— START —
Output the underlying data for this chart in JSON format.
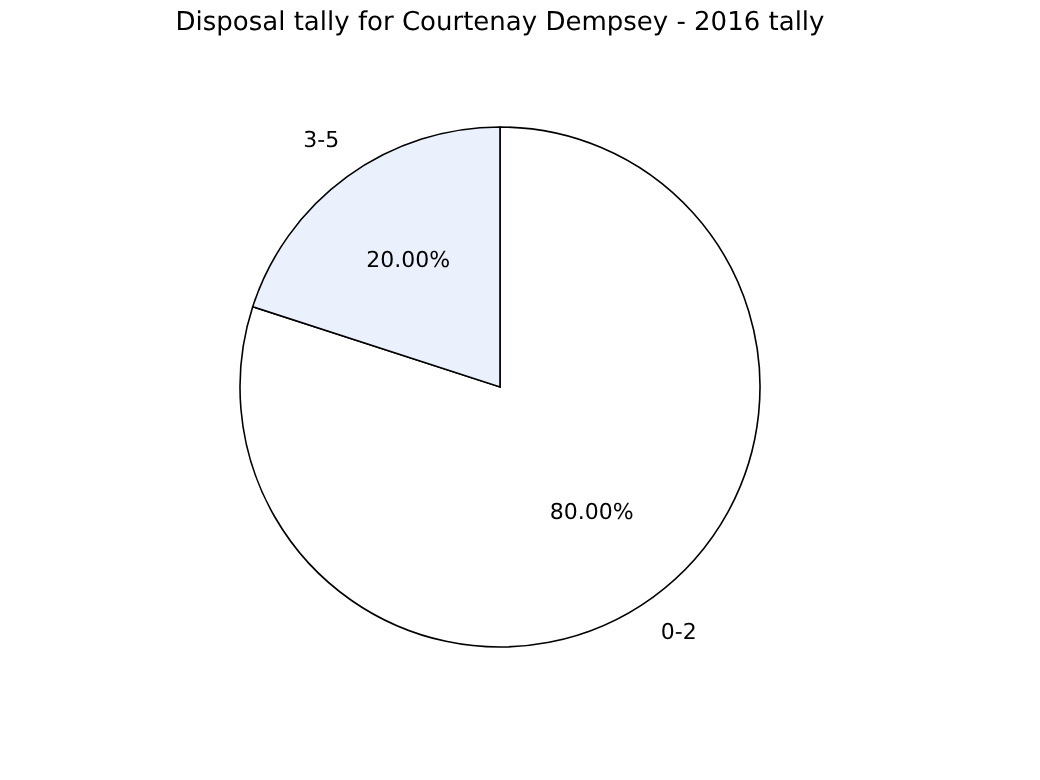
{
  "chart_data": {
    "type": "pie",
    "title": "Disposal tally for Courtenay Dempsey - 2016 tally",
    "categories": [
      "0-2",
      "3-5"
    ],
    "values": [
      80,
      20
    ],
    "colors": [
      "#ffffff",
      "#eaf0fc"
    ],
    "value_labels": [
      "80.00%",
      "20.00%"
    ],
    "legend": false
  }
}
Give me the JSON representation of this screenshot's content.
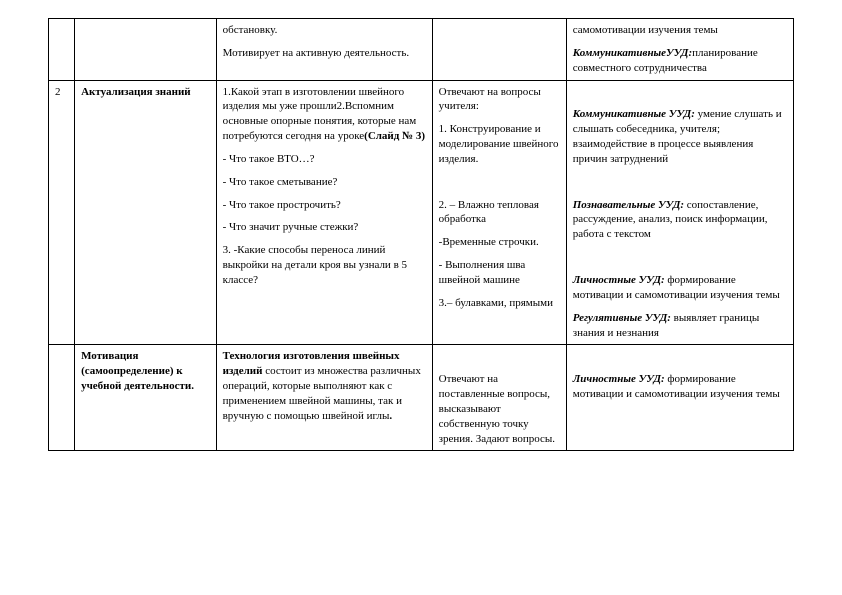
{
  "rows": {
    "r0": {
      "num": "",
      "stage": "",
      "teacher_p1": "обстановку.",
      "teacher_p2": "Мотивирует на активную деятельность.",
      "student": "",
      "uud_p1": "самомотивации изучения темы",
      "uud_p2a": "КоммуникативныеУУД:",
      "uud_p2b": "планирование совместного сотрудничества"
    },
    "r1": {
      "num": "2",
      "stage": "Актуализация знаний",
      "teacher_p1a": "1.Какой этап в изготовлении швейного изделия мы уже прошли2.Вспомним основные опорные понятия, которые нам потребуются сегодня на уроке",
      "teacher_p1b": "(Слайд № 3)",
      "teacher_p2": "- Что такое ВТО…?",
      "teacher_p3": "- Что такое сметывание?",
      "teacher_p4": "- Что такое прострочить?",
      "teacher_p5": "- Что значит ручные стежки?",
      "teacher_p6": "3. -Какие способы переноса линий выкройки на детали кроя вы узнали в 5 классе?",
      "student_p1": "Отвечают на вопросы учителя:",
      "student_p2": "1. Конструирование и моделирование швейного изделия.",
      "student_p3": "2. – Влажно тепловая обработка",
      "student_p4": "-Временные строчки.",
      "student_p5": "- Выполнения шва швейной машине",
      "student_p6": "3.– булавками, прямыми",
      "uud_p1a": "Коммуникативные УУД:",
      "uud_p1b": " умение слушать и слышать собеседника, учителя; взаимодействие в процессе выявления причин затруднений",
      "uud_p2a": "Познавательные УУД:",
      "uud_p2b": " сопоставление, рассуждение, анализ, поиск информации, работа с текстом",
      "uud_p3a": "Личностные УУД:",
      "uud_p3b": " формирование мотивации и самомотивации изучения темы",
      "uud_p4a": "Регулятивные УУД:",
      "uud_p4b": " выявляет границы знания и незнания"
    },
    "r2": {
      "num": "",
      "stage": "Мотивация (самоопределение) к учебной деятельности.",
      "teacher_a": "Технология изготовления швейных изделий ",
      "teacher_b": "состоит из множества различных операций, которые выполняют как с применением швейной машины, так и вручную с помощью швейной иглы",
      "teacher_c": ".",
      "student": "Отвечают на поставленные вопросы, высказывают собственную точку зрения. Задают вопросы.",
      "uud_a": "Личностные УУД:",
      "uud_b": " формирование мотивации и самомотивации изучения темы"
    }
  }
}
— END —
◆ WHAT IS ASKED
Transcribe every entry word for word, but skip the pictures.

◆ SOLUTION TO THIS EXERCISE
Output the underlying data for this chart in JSON format.
{
  "chart_data": {
    "type": "pie",
    "title": "Disposal tally for Courtenay Dempsey - 2016 tally",
    "categories": [
      "0-2",
      "3-5"
    ],
    "values": [
      80,
      20
    ],
    "colors": [
      "#ffffff",
      "#eaf0fc"
    ],
    "value_labels": [
      "80.00%",
      "20.00%"
    ],
    "legend": false
  }
}
Give me the JSON representation of this screenshot's content.
{
  "rows": {
    "r0": {
      "num": "",
      "stage": "",
      "teacher_p1": "обстановку.",
      "teacher_p2": "Мотивирует на активную деятельность.",
      "student": "",
      "uud_p1": "самомотивации изучения темы",
      "uud_p2a": "КоммуникативныеУУД:",
      "uud_p2b": "планирование совместного сотрудничества"
    },
    "r1": {
      "num": "2",
      "stage": "Актуализация знаний",
      "teacher_p1a": "1.Какой этап в изготовлении швейного изделия мы уже прошли2.Вспомним основные опорные понятия, которые нам потребуются сегодня на уроке",
      "teacher_p1b": "(Слайд № 3)",
      "teacher_p2": "- Что такое ВТО…?",
      "teacher_p3": "- Что такое сметывание?",
      "teacher_p4": "- Что такое прострочить?",
      "teacher_p5": "- Что значит ручные стежки?",
      "teacher_p6": "3. -Какие способы переноса линий выкройки на детали кроя вы узнали в 5 классе?",
      "student_p1": "Отвечают на вопросы учителя:",
      "student_p2": "1. Конструирование и моделирование швейного изделия.",
      "student_p3": "2. – Влажно тепловая обработка",
      "student_p4": "-Временные строчки.",
      "student_p5": "- Выполнения шва швейной машине",
      "student_p6": "3.– булавками, прямыми",
      "uud_p1a": "Коммуникативные УУД:",
      "uud_p1b": " умение слушать и слышать собеседника, учителя; взаимодействие в процессе выявления причин затруднений",
      "uud_p2a": "Познавательные УУД:",
      "uud_p2b": " сопоставление, рассуждение, анализ, поиск информации, работа с текстом",
      "uud_p3a": "Личностные УУД:",
      "uud_p3b": " формирование мотивации и самомотивации изучения темы",
      "uud_p4a": "Регулятивные УУД:",
      "uud_p4b": " выявляет границы знания и незнания"
    },
    "r2": {
      "num": "",
      "stage": "Мотивация (самоопределение) к учебной деятельности.",
      "teacher_a": "Технология изготовления швейных изделий ",
      "teacher_b": "состоит из множества различных операций, которые выполняют как с применением швейной машины, так и вручную с помощью швейной иглы",
      "teacher_c": ".",
      "student": "Отвечают на поставленные вопросы, высказывают собственную точку зрения. Задают вопросы.",
      "uud_a": "Личностные УУД:",
      "uud_b": " формирование мотивации и самомотивации изучения темы"
    }
  }
}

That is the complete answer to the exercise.